- _TASK TO COMPLETE_
In the data below, find each line containing the string "name" and return it.

- _EXTRACTED ENTRIES_
*****

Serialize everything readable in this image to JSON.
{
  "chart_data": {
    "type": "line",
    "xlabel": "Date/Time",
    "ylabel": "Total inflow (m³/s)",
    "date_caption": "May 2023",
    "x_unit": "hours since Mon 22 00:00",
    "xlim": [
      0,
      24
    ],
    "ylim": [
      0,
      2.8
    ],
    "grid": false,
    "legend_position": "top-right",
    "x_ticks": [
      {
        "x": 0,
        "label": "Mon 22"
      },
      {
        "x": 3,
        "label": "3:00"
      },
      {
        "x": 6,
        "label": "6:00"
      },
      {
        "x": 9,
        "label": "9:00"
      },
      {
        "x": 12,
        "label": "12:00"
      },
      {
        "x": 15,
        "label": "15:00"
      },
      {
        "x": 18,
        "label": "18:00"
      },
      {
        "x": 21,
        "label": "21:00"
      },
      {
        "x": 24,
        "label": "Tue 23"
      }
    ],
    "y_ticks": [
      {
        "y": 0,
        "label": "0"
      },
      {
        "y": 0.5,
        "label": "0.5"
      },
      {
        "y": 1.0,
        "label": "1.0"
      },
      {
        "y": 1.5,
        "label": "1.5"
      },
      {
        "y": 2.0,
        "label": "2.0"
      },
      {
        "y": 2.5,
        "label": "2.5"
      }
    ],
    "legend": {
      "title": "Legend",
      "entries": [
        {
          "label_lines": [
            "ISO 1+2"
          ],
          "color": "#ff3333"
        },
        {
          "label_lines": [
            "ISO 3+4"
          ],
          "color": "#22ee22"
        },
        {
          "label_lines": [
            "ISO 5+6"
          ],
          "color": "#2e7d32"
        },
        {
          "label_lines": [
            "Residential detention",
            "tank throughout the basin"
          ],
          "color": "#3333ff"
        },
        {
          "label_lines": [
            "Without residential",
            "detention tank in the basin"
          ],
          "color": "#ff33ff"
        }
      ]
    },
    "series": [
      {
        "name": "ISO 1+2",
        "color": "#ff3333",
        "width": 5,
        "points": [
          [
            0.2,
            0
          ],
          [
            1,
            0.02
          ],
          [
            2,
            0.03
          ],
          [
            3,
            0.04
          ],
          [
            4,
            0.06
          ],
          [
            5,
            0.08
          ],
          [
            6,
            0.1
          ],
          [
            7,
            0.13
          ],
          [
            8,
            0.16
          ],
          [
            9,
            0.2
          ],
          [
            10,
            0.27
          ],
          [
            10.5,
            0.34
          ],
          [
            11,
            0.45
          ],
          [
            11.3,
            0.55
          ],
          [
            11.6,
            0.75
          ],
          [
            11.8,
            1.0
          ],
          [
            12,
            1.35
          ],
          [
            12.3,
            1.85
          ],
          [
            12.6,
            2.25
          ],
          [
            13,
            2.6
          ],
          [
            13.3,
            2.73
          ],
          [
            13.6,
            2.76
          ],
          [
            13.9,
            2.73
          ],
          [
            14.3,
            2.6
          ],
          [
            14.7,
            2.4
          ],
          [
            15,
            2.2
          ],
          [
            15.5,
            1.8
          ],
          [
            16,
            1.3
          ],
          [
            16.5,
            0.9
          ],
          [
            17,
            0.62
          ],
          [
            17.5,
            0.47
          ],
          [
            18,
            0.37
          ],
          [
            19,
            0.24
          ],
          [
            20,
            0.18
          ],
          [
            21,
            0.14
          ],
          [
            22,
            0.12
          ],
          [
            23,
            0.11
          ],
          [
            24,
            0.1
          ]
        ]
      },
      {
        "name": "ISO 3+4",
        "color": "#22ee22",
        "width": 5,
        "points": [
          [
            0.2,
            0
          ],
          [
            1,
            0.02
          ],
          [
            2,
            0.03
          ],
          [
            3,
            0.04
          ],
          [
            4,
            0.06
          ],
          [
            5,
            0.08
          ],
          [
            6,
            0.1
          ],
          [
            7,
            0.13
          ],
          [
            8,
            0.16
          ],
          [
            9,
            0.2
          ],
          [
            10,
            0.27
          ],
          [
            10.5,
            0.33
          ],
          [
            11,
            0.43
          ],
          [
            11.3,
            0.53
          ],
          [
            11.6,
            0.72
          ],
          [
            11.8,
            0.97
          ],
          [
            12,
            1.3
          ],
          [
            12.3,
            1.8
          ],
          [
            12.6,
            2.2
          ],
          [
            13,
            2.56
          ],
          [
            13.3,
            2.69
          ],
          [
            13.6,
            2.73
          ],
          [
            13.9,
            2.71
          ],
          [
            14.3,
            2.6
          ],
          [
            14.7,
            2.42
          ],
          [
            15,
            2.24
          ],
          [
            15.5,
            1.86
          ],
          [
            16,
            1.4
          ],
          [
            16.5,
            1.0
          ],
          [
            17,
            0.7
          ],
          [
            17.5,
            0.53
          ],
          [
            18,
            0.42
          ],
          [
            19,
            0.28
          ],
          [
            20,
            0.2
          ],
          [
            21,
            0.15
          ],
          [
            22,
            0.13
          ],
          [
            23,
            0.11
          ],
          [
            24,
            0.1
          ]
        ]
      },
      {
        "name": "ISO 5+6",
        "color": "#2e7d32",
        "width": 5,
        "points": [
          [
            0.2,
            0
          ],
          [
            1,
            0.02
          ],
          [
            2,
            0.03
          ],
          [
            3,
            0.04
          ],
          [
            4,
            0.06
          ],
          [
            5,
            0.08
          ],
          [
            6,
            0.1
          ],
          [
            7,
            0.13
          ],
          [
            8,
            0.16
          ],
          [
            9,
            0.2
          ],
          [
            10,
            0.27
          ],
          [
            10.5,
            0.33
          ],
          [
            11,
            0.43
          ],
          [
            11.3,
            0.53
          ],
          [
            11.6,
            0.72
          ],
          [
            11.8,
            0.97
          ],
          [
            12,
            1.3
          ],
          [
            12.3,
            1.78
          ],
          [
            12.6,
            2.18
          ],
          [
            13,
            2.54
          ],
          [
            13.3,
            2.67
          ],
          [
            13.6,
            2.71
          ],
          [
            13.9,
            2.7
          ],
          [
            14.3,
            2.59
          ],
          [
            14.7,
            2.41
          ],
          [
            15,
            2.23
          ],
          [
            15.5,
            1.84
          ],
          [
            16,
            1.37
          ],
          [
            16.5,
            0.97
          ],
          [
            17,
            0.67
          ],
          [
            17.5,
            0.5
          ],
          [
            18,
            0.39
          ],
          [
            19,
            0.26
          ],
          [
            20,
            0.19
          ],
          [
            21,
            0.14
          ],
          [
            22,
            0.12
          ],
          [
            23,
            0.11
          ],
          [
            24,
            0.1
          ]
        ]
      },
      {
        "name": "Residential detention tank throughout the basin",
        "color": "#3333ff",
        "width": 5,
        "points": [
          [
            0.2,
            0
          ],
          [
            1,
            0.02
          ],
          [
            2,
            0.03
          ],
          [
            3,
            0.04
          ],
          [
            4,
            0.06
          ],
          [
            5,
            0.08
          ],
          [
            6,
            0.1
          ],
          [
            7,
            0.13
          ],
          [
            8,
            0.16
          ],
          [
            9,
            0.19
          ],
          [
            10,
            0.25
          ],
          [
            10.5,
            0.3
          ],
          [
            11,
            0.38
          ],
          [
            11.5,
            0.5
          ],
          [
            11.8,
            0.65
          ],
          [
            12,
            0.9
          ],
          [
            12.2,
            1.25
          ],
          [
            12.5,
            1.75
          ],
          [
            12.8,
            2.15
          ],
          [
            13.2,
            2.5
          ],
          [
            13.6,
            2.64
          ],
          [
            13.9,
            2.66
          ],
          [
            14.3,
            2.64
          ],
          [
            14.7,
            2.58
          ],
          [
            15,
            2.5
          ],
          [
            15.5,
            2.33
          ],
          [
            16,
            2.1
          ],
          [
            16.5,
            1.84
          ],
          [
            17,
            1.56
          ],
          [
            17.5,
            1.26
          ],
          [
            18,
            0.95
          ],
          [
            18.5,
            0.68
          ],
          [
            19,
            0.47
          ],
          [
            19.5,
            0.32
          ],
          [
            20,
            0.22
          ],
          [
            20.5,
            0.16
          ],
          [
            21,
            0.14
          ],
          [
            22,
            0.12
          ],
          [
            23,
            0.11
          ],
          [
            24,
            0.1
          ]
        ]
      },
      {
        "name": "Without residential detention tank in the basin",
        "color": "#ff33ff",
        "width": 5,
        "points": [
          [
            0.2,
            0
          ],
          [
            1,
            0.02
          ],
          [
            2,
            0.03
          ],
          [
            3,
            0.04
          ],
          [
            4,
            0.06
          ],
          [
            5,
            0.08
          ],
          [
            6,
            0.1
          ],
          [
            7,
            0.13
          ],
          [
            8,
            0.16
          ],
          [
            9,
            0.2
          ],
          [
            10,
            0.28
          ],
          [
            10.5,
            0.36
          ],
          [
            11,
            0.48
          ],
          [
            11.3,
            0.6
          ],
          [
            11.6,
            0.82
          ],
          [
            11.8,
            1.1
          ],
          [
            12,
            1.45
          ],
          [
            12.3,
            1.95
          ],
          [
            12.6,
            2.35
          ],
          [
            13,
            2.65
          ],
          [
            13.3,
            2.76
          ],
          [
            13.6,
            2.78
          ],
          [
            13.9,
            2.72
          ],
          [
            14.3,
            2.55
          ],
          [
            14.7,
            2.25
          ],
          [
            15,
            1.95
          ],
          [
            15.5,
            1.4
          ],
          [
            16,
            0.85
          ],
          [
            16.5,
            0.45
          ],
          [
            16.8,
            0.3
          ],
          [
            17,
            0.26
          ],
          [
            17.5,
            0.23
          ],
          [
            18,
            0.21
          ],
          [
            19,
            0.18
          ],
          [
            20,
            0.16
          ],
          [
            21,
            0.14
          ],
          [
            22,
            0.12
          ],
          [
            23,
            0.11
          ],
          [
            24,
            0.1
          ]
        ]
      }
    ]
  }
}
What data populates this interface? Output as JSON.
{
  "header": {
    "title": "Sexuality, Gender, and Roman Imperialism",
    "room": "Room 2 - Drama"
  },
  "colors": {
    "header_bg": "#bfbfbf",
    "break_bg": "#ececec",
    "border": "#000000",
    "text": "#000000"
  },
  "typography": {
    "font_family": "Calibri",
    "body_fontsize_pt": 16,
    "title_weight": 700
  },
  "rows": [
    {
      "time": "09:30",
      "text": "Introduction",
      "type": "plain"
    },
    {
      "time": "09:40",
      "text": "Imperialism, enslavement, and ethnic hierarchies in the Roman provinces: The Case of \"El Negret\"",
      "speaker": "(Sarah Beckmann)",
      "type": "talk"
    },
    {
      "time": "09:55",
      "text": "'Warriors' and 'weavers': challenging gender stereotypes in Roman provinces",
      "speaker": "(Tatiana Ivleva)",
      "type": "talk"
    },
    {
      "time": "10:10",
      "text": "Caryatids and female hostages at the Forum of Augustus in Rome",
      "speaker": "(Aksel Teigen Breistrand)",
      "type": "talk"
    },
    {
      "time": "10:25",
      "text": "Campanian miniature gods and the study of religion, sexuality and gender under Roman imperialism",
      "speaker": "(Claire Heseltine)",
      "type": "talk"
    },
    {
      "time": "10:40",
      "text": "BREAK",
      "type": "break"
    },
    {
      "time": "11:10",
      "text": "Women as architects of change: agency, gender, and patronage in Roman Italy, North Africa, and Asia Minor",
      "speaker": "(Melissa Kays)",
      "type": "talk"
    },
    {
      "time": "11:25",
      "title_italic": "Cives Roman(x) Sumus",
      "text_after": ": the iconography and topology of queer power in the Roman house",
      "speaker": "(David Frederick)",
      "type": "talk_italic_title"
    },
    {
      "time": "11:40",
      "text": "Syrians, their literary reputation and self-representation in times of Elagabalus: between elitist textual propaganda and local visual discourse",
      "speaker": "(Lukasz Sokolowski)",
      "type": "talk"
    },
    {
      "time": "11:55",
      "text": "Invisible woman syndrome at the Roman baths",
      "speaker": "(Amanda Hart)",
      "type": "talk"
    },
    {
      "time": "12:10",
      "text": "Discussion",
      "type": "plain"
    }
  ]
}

*****

- _FULL ANSWER_
        "name": "ISO 1+2",
        "name": "ISO 3+4",
        "name": "ISO 5+6",
        "name": "Residential detention tank throughout the basin",
        "name": "Without residential detention tank in the basin",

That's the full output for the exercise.